• What you will do
**1.** In the article on Clapton's guitar auction, print the passage from "He said he wanted" to "rescue his guitars.".
**2.** According to the article on Clapton's guitar auction, in what year did Clapton buy "Brownie"?
**3.** Which guitars in the Christie's sale does the article on Clapton's guitar auction identify by make and model?

He said he had not realised the "wrench" he would feel at parting with the instrument and had decided to bid for it.

"I've realised there is one that I just can't part with so I will be bidding in secret for it," he said. "It is not a very expensive guitar but I would pay a reasonable price for it as I really want to hold on to it.

"It is a guitar that's been around my house for years and I've picked it up in times of great stress, like a comfort blanket."

Clapton would not reveal which guitar he wanted back but said the one he would miss most was "Brownie", a 1956 Fender Stratocaster he played on his biggest solo hit, Layla. It is the most expensive guitar in the 24 June sale at Christie's in New York, with a catalogue price of $80,000 to $100,000 (pounds 50,000 to pounds 62,500). Clapton bought it in 1967 when he was with the group Cream.

Also in the sale with a catalogue price of $20,000-$30,000 is a Thirties D'Angelico Excel in sunburst finish bound maple body and maple neck and, at the same catalogue price, a 1954 Fender Stratocaster with sunburst finish maple neck with skunk-stripe routing.

The star, who has been dubbed "Slowhand" because of his haunting blues style, said he had kept about 20 guitars for himself but it had not been difficult to choose which ones to sell. "I have kept those that I play virtually every day and made sure I still have what I need," he said.

He said he wanted his guitars to go to people who would play them. Those in the sale he either used or acquired from 1967 to this year.

In 1996 Clapton risked his life in a fire at his house in Chelsea, west London, trying to rescue his guitars.

The proceeds from the auction - which are expected to reach pounds 625,000 - will be donated to the Crossroads treatment centre for drug addicts he founded last year in Antigua, where he has a pounds 1.5m home. Clapton said: "I want people from the Caribbean to come and get free treatment when they need it, but the money raised by this sale is a drop in the ocean and we need a lot more."

The guitarist, who was awarded the OBE for services to music in 1994, is planning a new year millennium party for teetotallers at which he will perform with a band. He said that after giving up alcohol 12 years ago, he started holding such parties "because New Year's Eve is the worst night of the year for people who don't drink".

• Dataset section
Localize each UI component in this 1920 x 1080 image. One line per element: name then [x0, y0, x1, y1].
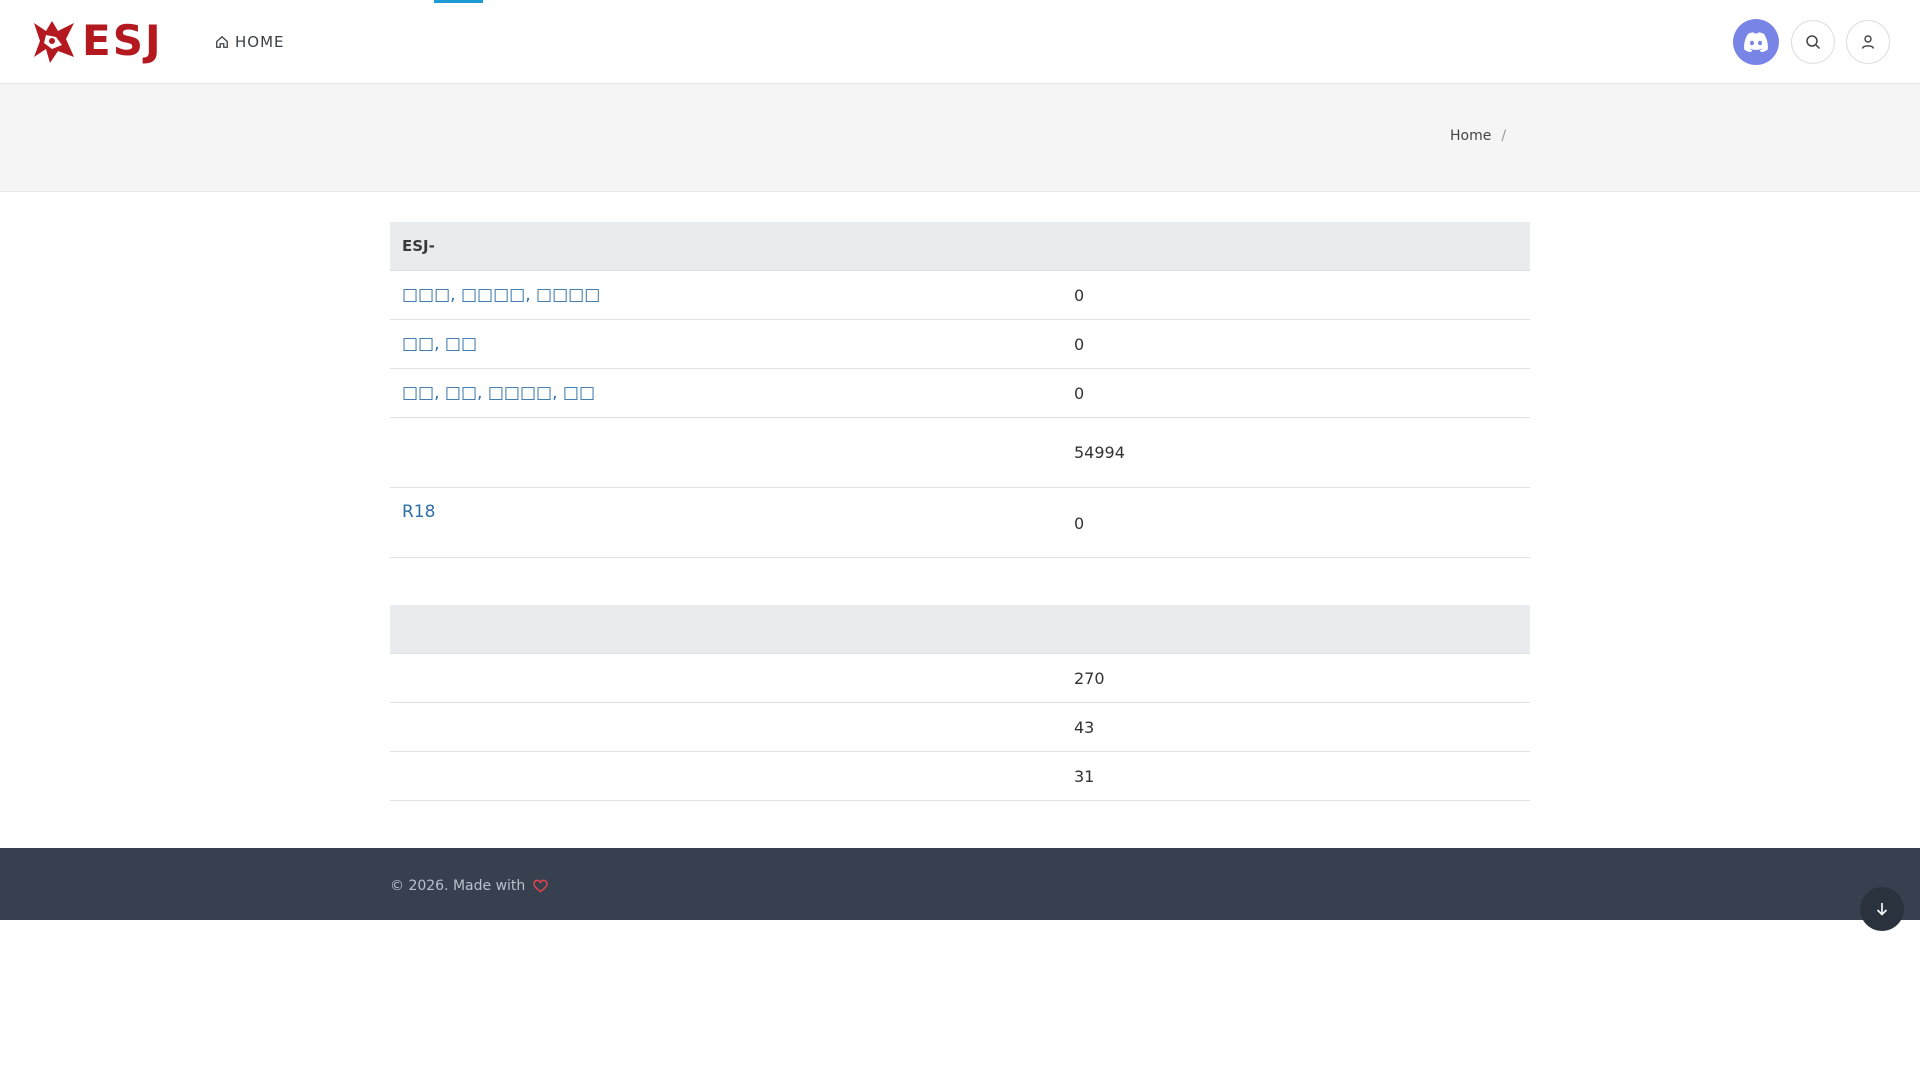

• Answers to each task
**1.**
He said he wanted his guitars to go to people who would play them. Those in the sale he either used or acquired from 1967 to this year.

In 1996 Clapton risked his life in a fire at his house in Chelsea, west London, trying to rescue his guitars.

**2.** 1967

**3.**
- "Brownie", a 1956 Fender Stratocaster
- A Thirties D'Angelico Excel
- A 1954 Fender Stratocaster